» **WHAT TO WORK ON**
Return every record below exactly as written, omitting any pictures.

» **DATA SUPPLIED**
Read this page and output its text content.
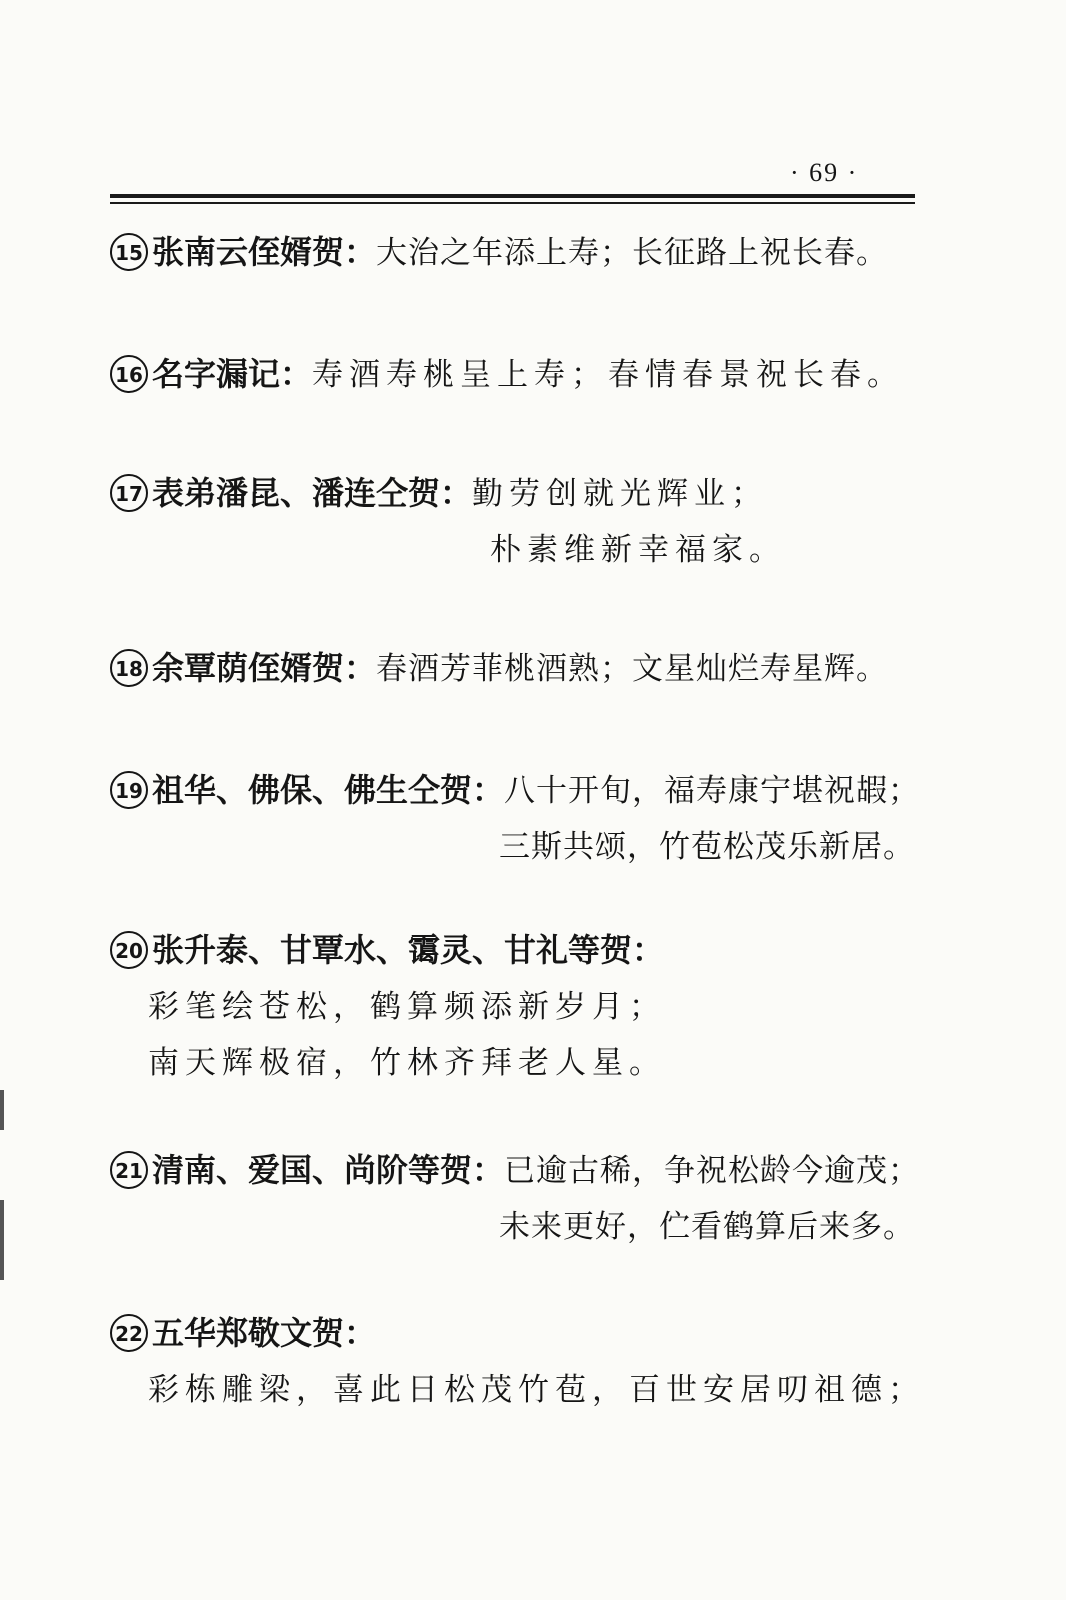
· 69 ·
15 张南云侄婿贺：大治之年添上寿；长征路上祝长春。
16 名字漏记：寿酒寿桃呈上寿；春情春景祝长春。
17 表弟潘昆、潘连仝贺：勤劳创就光辉业；
朴素维新幸福家。
18 余覃荫侄婿贺：春酒芳菲桃酒熟；文星灿烂寿星辉。
19 祖华、佛保、佛生仝贺：八十开旬，福寿康宁堪祝嘏；
三斯共颂，竹苞松茂乐新居。
20 张升泰、甘覃水、霭灵、甘礼等贺：
彩笔绘苍松，鹤算频添新岁月；
南天辉极宿，竹林齐拜老人星。
21 清南、爱国、尚阶等贺：已逾古稀，争祝松龄今逾茂；
未来更好，伫看鹤算后来多。
22 五华郑敬文贺：
彩栋雕梁，喜此日松茂竹苞，百世安居叨祖德；
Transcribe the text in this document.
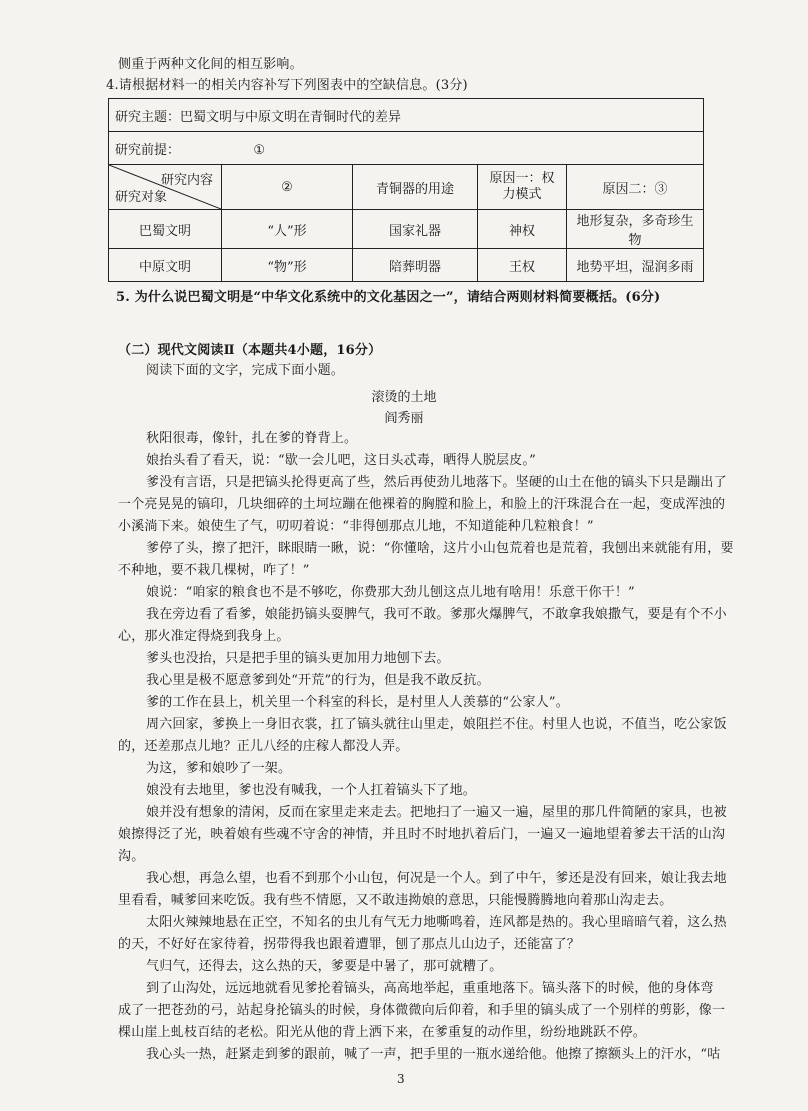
侧重于两种文化间的相互影响。
4.请根据材料一的相关内容补写下列图表中的空缺信息。(3分)
研究主题：巴蜀文明与中原文明在青铜时代的差异				
研究前提： ①				

研究内容
研究对象	②	青铜器的用途	原因一：权力模式	原因二：③
巴蜀文明	“人”形	国家礼器	神权	地形复杂，多奇珍生物
中原文明	“物”形	陪葬明器	王权	地势平坦，湿润多雨
5. 为什么说巴蜀文明是“中华文化系统中的文化基因之一”，请结合两则材料简要概括。(6分)
（二）现代文阅读Ⅱ（本题共4小题，16分）
阅读下面的文字，完成下面小题。
滚烫的土地
阎秀丽
秋阳很毒，像针，扎在爹的脊背上。
娘抬头看了看天，说：“歇一会儿吧，这日头忒毒，晒得人脱层皮。”
爹没有言语，只是把镐头抡得更高了些，然后再使劲儿地落下。坚硬的山土在他的镐头下只是蹦出了
一个亮晃晃的镐印，几块细碎的土坷垃蹦在他裸着的胸膛和脸上，和脸上的汗珠混合在一起，变成浑浊的
小溪淌下来。娘使生了气，叨叨着说：“非得刨那点儿地，不知道能种几粒粮食！”
爹停了头，擦了把汗，眯眼睛一瞅，说：“你懂啥，这片小山包荒着也是荒着，我刨出来就能有用，要
不种地，要不栽几棵树，咋了！”
娘说：“咱家的粮食也不是不够吃，你费那大劲儿刨这点儿地有啥用！乐意干你干！”
我在旁边看了看爹，娘能扔镐头耍脾气，我可不敢。爹那火爆脾气，不敢拿我娘撒气，要是有个不小
心，那火准定得烧到我身上。
爹头也没抬，只是把手里的镐头更加用力地刨下去。
我心里是极不愿意爹到处“开荒”的行为，但是我不敢反抗。
爹的工作在县上，机关里一个科室的科长，是村里人人羡慕的“公家人”。
周六回家，爹换上一身旧衣裳，扛了镐头就往山里走，娘阻拦不住。村里人也说，不值当，吃公家饭
的，还差那点儿地？正儿八经的庄稼人都没人弄。
为这，爹和娘吵了一架。
娘没有去地里，爹也没有喊我，一个人扛着镐头下了地。
娘并没有想象的清闲，反而在家里走来走去。把地扫了一遍又一遍，屋里的那几件简陋的家具，也被
娘擦得泛了光，映着娘有些魂不守舍的神情，并且时不时地扒着后门，一遍又一遍地望着爹去干活的山沟
沟。
我心想，再急么望，也看不到那个小山包，何况是一个人。到了中午，爹还是没有回来，娘让我去地
里看看，喊爹回来吃饭。我有些不情愿，又不敢违拗娘的意思，只能慢腾腾地向着那山沟走去。
太阳火辣辣地悬在正空，不知名的虫儿有气无力地嘶鸣着，连风都是热的。我心里暗暗气着，这么热
的天，不好好在家待着，拐带得我也跟着遭罪，刨了那点儿山边子，还能富了？
气归气，还得去，这么热的天，爹要是中暑了，那可就糟了。
到了山沟处，远远地就看见爹抡着镐头，高高地举起，重重地落下。镐头落下的时候，他的身体弯
成了一把苍劲的弓，站起身抡镐头的时候，身体微微向后仰着，和手里的镐头成了一个别样的剪影，像一
棵山崖上虬枝百结的老松。阳光从他的背上洒下来，在爹重复的动作里，纷纷地跳跃不停。
我心头一热，赶紧走到爹的跟前，喊了一声，把手里的一瓶水递给他。他擦了擦额头上的汗水，“咕
3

» **THE REPLY**
Read this page and output its text content.
· 69 ·
15 张南云侄婿贺：大治之年添上寿；长征路上祝长春。
16 名字漏记：寿酒寿桃呈上寿；春情春景祝长春。
17 表弟潘昆、潘连仝贺：勤劳创就光辉业；
朴素维新幸福家。
18 余覃荫侄婿贺：春酒芳菲桃酒熟；文星灿烂寿星辉。
19 祖华、佛保、佛生仝贺：八十开旬，福寿康宁堪祝嘏；
三斯共颂，竹苞松茂乐新居。
20 张升泰、甘覃水、霭灵、甘礼等贺：
彩笔绘苍松，鹤算频添新岁月；
南天辉极宿，竹林齐拜老人星。
21 清南、爱国、尚阶等贺：已逾古稀，争祝松龄今逾茂；
未来更好，伫看鹤算后来多。
22 五华郑敬文贺：
彩栋雕梁，喜此日松茂竹苞，百世安居叨祖德；
Transcribe the text in this document.
侧重于两种文化间的相互影响。
4.请根据材料一的相关内容补写下列图表中的空缺信息。(3分)
研究主题：巴蜀文明与中原文明在青铜时代的差异				
研究前提： ①				

研究内容
研究对象	②	青铜器的用途	原因一：权力模式	原因二：③
巴蜀文明	“人”形	国家礼器	神权	地形复杂，多奇珍生物
中原文明	“物”形	陪葬明器	王权	地势平坦，湿润多雨
5. 为什么说巴蜀文明是“中华文化系统中的文化基因之一”，请结合两则材料简要概括。(6分)
（二）现代文阅读Ⅱ（本题共4小题，16分）
阅读下面的文字，完成下面小题。
滚烫的土地
阎秀丽
秋阳很毒，像针，扎在爹的脊背上。
娘抬头看了看天，说：“歇一会儿吧，这日头忒毒，晒得人脱层皮。”
爹没有言语，只是把镐头抡得更高了些，然后再使劲儿地落下。坚硬的山土在他的镐头下只是蹦出了
一个亮晃晃的镐印，几块细碎的土坷垃蹦在他裸着的胸膛和脸上，和脸上的汗珠混合在一起，变成浑浊的
小溪淌下来。娘使生了气，叨叨着说：“非得刨那点儿地，不知道能种几粒粮食！”
爹停了头，擦了把汗，眯眼睛一瞅，说：“你懂啥，这片小山包荒着也是荒着，我刨出来就能有用，要
不种地，要不栽几棵树，咋了！”
娘说：“咱家的粮食也不是不够吃，你费那大劲儿刨这点儿地有啥用！乐意干你干！”
我在旁边看了看爹，娘能扔镐头耍脾气，我可不敢。爹那火爆脾气，不敢拿我娘撒气，要是有个不小
心，那火准定得烧到我身上。
爹头也没抬，只是把手里的镐头更加用力地刨下去。
我心里是极不愿意爹到处“开荒”的行为，但是我不敢反抗。
爹的工作在县上，机关里一个科室的科长，是村里人人羡慕的“公家人”。
周六回家，爹换上一身旧衣裳，扛了镐头就往山里走，娘阻拦不住。村里人也说，不值当，吃公家饭
的，还差那点儿地？正儿八经的庄稼人都没人弄。
为这，爹和娘吵了一架。
娘没有去地里，爹也没有喊我，一个人扛着镐头下了地。
娘并没有想象的清闲，反而在家里走来走去。把地扫了一遍又一遍，屋里的那几件简陋的家具，也被
娘擦得泛了光，映着娘有些魂不守舍的神情，并且时不时地扒着后门，一遍又一遍地望着爹去干活的山沟
沟。
我心想，再急么望，也看不到那个小山包，何况是一个人。到了中午，爹还是没有回来，娘让我去地
里看看，喊爹回来吃饭。我有些不情愿，又不敢违拗娘的意思，只能慢腾腾地向着那山沟走去。
太阳火辣辣地悬在正空，不知名的虫儿有气无力地嘶鸣着，连风都是热的。我心里暗暗气着，这么热
的天，不好好在家待着，拐带得我也跟着遭罪，刨了那点儿山边子，还能富了？
气归气，还得去，这么热的天，爹要是中暑了，那可就糟了。
到了山沟处，远远地就看见爹抡着镐头，高高地举起，重重地落下。镐头落下的时候，他的身体弯
成了一把苍劲的弓，站起身抡镐头的时候，身体微微向后仰着，和手里的镐头成了一个别样的剪影，像一
棵山崖上虬枝百结的老松。阳光从他的背上洒下来，在爹重复的动作里，纷纷地跳跃不停。
我心头一热，赶紧走到爹的跟前，喊了一声，把手里的一瓶水递给他。他擦了擦额头上的汗水，“咕
3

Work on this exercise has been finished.